> Try it:
In the data below, which lines hold the word "activity"? Copy them.

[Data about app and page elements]

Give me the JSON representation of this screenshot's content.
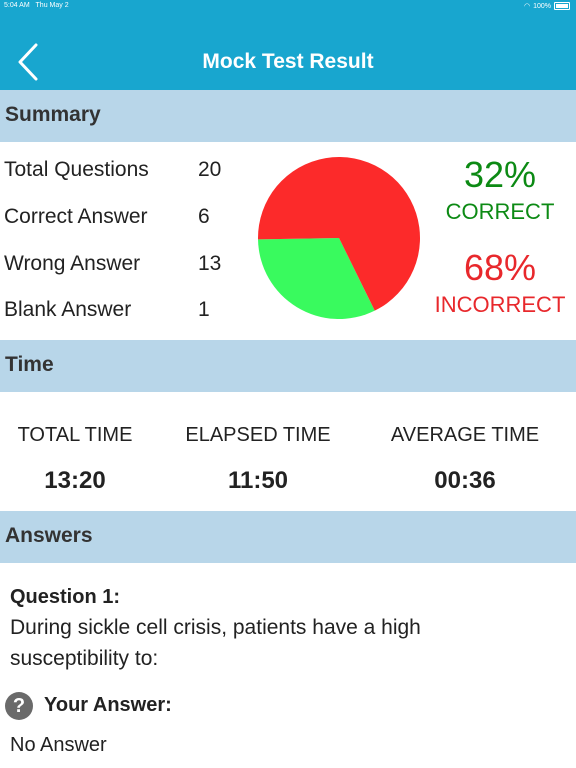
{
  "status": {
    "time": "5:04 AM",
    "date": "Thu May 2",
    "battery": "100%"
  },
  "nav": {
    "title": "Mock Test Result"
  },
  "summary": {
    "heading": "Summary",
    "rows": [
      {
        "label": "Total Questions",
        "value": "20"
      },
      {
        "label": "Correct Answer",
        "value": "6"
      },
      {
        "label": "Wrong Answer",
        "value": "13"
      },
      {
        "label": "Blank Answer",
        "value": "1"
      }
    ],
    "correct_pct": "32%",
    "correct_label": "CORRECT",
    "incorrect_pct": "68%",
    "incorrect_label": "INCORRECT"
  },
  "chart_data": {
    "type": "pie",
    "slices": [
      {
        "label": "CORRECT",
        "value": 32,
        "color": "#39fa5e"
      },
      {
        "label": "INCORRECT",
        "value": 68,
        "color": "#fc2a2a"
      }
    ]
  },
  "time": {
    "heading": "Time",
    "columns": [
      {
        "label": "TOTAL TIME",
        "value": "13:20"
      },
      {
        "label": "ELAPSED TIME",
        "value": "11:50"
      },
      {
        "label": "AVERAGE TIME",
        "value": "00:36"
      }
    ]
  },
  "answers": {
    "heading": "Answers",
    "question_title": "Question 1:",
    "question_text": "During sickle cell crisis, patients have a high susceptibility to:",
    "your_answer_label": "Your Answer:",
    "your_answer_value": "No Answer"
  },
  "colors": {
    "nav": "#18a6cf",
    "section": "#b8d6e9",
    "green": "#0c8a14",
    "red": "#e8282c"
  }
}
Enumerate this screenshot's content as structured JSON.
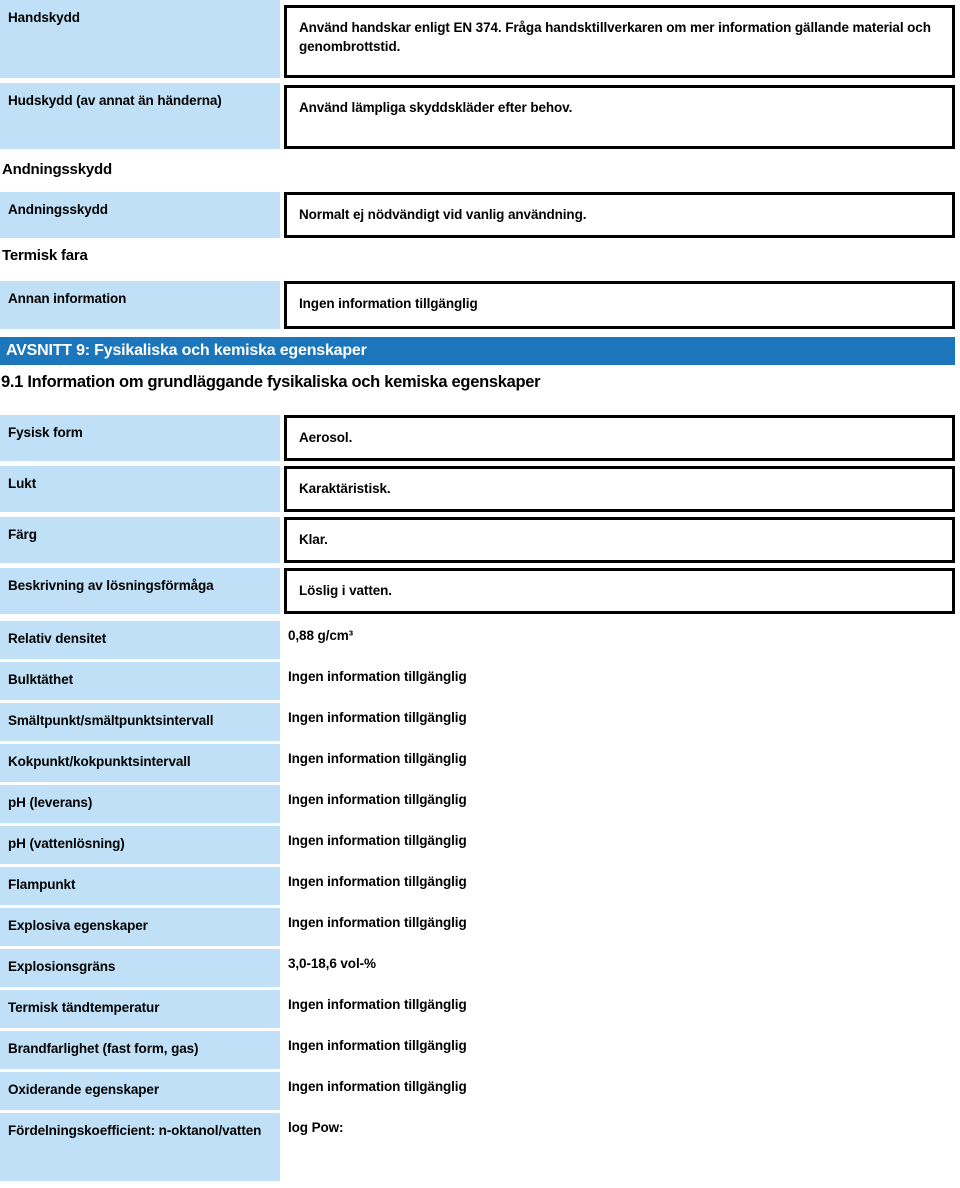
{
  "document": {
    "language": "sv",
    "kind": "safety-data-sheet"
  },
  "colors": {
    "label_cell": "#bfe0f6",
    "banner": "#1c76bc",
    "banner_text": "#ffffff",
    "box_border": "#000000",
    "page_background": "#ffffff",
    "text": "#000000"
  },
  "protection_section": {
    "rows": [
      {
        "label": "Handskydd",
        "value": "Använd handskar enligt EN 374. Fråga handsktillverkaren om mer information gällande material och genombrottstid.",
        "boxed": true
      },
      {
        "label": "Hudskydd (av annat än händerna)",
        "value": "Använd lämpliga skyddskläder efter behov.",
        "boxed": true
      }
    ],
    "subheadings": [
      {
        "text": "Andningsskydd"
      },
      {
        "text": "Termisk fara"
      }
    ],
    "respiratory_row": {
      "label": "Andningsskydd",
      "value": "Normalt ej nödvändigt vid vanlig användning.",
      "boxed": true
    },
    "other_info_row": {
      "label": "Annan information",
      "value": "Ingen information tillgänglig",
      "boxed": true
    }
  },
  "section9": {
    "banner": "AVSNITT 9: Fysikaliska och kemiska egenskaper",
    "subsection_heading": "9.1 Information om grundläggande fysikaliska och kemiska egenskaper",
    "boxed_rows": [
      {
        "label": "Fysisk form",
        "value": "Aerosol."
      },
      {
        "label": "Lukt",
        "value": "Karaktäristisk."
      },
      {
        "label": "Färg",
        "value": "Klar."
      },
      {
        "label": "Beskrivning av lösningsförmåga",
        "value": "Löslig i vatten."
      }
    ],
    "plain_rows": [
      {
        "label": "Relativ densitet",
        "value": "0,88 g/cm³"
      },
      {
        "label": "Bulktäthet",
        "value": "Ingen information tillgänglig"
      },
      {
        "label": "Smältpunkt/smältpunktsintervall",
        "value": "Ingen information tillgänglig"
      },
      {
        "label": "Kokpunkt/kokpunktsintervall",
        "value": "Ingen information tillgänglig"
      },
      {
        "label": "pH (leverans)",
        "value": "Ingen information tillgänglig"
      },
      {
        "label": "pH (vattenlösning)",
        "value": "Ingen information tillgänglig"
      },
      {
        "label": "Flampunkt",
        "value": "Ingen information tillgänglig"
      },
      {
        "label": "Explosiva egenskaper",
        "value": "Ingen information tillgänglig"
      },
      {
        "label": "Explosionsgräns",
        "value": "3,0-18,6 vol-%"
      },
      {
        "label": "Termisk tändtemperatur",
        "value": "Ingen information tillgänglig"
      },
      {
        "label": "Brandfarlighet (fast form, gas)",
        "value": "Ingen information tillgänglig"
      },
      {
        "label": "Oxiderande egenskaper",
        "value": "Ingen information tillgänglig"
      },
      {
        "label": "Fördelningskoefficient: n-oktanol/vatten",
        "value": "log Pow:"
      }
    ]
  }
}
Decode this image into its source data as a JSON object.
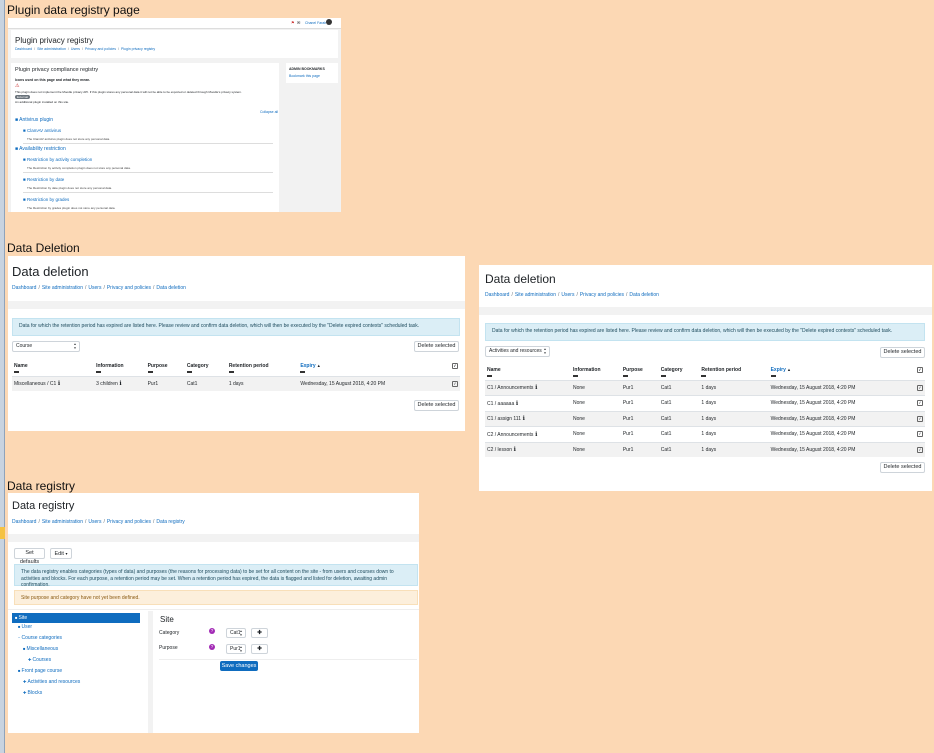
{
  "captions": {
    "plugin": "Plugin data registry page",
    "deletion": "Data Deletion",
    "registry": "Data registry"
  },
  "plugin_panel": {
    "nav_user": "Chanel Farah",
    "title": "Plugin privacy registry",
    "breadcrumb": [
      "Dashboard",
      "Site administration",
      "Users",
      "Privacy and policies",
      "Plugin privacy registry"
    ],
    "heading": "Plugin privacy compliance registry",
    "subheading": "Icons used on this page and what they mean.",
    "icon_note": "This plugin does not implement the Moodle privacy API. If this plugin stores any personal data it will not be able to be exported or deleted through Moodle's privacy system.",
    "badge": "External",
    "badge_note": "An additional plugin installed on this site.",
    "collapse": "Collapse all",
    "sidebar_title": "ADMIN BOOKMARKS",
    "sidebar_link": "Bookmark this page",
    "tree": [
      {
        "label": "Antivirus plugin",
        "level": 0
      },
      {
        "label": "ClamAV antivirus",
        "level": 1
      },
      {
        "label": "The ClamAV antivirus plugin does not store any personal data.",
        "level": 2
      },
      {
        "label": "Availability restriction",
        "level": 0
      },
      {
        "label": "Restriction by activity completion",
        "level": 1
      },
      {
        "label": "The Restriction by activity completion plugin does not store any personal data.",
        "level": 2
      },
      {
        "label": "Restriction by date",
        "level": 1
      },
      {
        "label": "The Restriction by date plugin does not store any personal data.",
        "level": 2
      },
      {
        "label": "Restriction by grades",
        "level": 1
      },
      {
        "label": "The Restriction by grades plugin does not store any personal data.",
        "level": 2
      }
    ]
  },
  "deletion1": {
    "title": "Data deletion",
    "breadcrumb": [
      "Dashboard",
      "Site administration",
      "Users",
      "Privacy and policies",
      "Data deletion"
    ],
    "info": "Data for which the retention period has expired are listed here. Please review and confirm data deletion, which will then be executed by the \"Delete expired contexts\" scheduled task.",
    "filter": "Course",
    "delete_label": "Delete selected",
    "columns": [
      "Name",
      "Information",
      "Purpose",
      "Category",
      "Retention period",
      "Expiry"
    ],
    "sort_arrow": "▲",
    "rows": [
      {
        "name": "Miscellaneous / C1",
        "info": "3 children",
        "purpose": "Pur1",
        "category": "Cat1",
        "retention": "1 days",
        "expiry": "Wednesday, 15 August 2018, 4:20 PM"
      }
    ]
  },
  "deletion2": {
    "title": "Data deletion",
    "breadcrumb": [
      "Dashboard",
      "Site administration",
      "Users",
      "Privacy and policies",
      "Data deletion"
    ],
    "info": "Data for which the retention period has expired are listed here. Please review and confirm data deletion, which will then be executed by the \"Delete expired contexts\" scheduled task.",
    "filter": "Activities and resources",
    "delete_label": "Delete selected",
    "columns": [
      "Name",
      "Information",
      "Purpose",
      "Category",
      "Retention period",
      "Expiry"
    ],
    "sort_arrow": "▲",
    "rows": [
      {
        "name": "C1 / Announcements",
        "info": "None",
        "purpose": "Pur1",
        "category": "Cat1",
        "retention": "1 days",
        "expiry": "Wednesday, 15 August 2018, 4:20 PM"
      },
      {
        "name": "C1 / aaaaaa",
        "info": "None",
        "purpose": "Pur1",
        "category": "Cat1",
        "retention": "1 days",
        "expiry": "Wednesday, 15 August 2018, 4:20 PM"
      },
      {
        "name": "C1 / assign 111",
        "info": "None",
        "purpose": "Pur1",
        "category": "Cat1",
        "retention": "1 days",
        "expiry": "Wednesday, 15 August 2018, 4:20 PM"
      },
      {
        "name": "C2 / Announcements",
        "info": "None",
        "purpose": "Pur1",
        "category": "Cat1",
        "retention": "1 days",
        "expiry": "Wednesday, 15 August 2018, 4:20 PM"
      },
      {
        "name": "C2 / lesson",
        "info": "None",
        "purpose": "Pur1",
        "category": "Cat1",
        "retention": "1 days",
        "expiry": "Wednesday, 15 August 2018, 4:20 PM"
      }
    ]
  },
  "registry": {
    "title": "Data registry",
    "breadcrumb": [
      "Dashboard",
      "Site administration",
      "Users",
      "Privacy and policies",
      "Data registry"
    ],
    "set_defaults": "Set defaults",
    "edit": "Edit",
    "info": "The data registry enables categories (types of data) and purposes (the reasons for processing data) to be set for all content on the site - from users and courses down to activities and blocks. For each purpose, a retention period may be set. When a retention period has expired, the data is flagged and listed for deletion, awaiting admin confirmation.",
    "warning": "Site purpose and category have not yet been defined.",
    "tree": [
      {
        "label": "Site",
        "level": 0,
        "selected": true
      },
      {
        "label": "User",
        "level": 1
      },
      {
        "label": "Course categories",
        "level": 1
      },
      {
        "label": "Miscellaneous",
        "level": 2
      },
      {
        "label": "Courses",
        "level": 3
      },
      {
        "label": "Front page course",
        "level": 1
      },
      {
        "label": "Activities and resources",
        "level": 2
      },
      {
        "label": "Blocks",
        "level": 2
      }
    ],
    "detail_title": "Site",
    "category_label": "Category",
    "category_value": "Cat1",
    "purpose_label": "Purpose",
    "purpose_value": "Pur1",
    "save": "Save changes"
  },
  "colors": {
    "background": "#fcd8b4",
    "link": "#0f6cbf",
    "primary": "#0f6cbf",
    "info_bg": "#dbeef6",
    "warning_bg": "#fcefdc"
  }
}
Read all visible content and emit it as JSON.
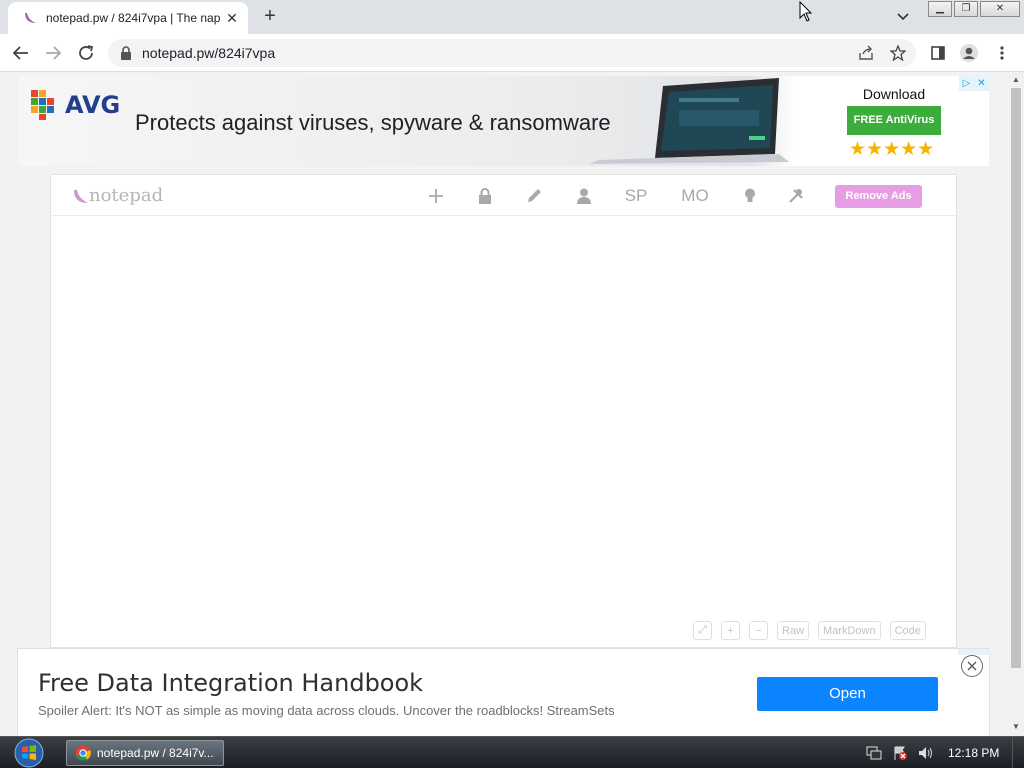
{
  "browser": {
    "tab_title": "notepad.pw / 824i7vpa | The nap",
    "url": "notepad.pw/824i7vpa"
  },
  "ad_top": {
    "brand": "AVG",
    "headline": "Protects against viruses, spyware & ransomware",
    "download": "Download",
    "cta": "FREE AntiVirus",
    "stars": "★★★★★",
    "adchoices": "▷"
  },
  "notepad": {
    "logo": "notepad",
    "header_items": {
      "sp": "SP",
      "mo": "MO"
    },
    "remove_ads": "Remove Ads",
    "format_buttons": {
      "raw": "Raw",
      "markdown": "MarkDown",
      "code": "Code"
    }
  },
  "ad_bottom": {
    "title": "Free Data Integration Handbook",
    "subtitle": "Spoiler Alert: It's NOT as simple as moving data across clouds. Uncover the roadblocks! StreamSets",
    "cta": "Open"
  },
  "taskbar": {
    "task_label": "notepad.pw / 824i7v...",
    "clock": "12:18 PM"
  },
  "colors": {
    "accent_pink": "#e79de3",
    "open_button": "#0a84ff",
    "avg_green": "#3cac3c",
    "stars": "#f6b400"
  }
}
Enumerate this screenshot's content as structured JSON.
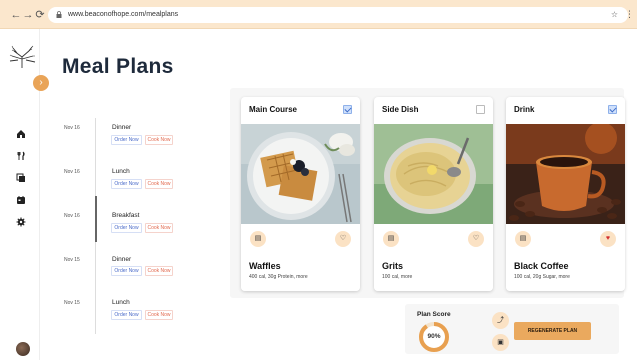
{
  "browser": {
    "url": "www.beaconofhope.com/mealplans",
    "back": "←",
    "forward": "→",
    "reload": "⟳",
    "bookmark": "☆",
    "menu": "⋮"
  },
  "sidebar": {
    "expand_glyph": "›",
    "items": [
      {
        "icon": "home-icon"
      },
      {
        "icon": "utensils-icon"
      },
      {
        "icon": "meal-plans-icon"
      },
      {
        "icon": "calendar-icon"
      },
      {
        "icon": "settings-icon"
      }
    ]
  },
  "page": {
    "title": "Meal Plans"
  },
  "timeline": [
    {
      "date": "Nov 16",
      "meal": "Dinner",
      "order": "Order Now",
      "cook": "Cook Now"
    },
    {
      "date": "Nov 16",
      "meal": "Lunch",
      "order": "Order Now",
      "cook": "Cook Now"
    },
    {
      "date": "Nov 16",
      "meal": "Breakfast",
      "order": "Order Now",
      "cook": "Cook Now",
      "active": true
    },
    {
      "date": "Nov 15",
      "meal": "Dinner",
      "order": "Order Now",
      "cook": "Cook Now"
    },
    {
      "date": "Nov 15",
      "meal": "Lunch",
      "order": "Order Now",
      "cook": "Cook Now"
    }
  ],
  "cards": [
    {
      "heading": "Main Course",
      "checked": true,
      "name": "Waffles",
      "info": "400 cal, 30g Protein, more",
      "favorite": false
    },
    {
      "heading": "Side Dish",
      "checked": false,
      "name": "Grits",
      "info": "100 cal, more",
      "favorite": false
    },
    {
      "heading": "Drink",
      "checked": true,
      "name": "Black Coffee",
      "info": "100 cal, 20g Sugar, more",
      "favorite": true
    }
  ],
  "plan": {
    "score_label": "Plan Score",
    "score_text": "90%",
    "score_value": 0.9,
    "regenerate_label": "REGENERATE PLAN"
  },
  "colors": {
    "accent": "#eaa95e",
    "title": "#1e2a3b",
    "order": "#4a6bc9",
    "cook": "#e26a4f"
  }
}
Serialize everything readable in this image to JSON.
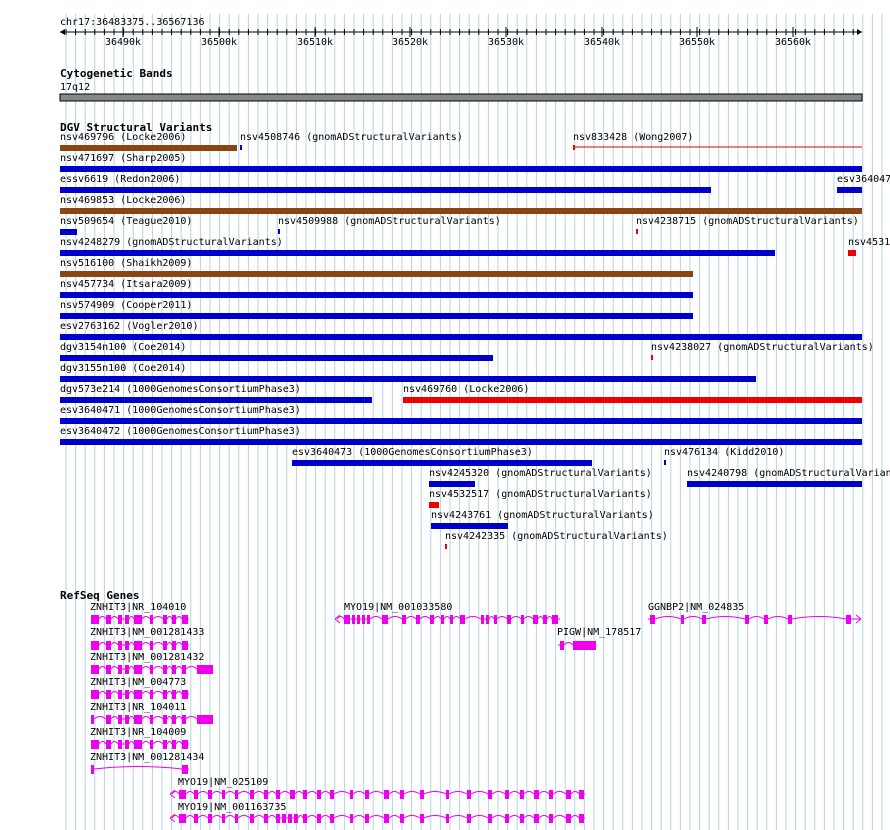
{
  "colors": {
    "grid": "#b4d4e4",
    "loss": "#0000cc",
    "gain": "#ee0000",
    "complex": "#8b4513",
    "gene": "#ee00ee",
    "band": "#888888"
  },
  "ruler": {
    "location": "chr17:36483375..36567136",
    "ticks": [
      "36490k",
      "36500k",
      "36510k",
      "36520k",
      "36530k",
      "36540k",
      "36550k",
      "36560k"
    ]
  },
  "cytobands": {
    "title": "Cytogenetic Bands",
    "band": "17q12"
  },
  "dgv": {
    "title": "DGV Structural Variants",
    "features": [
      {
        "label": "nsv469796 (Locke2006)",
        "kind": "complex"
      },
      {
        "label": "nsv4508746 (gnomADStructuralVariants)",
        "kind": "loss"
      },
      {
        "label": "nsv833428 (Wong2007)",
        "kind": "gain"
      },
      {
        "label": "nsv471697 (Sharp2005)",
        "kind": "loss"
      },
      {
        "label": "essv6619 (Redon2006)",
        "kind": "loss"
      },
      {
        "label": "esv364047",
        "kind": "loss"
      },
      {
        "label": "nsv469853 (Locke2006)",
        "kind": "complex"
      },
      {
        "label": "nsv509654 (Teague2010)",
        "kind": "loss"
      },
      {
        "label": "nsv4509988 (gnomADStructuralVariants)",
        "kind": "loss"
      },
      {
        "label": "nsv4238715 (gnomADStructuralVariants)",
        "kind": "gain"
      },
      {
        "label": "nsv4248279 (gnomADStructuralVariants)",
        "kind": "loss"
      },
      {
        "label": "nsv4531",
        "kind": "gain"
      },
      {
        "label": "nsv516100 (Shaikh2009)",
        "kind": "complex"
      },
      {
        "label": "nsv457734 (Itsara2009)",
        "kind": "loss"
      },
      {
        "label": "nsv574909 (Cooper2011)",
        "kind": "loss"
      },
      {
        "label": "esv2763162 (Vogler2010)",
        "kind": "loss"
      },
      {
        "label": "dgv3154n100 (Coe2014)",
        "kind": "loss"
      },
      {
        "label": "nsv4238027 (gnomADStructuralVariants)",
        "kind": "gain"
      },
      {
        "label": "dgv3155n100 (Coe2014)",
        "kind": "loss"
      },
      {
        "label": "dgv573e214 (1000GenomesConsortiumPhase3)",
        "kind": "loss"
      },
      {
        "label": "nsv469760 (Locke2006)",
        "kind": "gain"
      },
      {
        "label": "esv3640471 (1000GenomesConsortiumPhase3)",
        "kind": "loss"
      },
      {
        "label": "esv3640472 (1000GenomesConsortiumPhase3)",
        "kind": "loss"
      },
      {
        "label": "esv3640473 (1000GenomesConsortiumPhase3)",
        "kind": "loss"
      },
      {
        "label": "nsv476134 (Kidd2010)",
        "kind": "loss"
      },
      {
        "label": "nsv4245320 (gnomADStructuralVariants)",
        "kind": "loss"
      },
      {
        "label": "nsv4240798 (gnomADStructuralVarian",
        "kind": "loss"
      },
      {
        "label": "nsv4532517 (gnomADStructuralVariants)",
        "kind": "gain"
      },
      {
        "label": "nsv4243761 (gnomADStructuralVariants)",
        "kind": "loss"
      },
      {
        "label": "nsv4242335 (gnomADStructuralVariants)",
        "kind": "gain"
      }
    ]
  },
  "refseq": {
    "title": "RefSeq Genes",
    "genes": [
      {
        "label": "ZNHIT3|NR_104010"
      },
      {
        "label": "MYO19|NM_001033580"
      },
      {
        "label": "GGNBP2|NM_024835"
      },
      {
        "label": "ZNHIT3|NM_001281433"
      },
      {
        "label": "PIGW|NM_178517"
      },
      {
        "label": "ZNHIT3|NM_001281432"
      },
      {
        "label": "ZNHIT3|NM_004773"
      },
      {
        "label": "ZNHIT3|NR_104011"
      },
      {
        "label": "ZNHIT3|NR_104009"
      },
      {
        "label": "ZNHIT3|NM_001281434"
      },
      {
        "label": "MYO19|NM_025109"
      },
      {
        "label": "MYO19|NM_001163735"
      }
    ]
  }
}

> Answer below:
        "label": "Restriction by activity completion",
        "label": "The Restriction by activity completion plugin does not store any personal data.",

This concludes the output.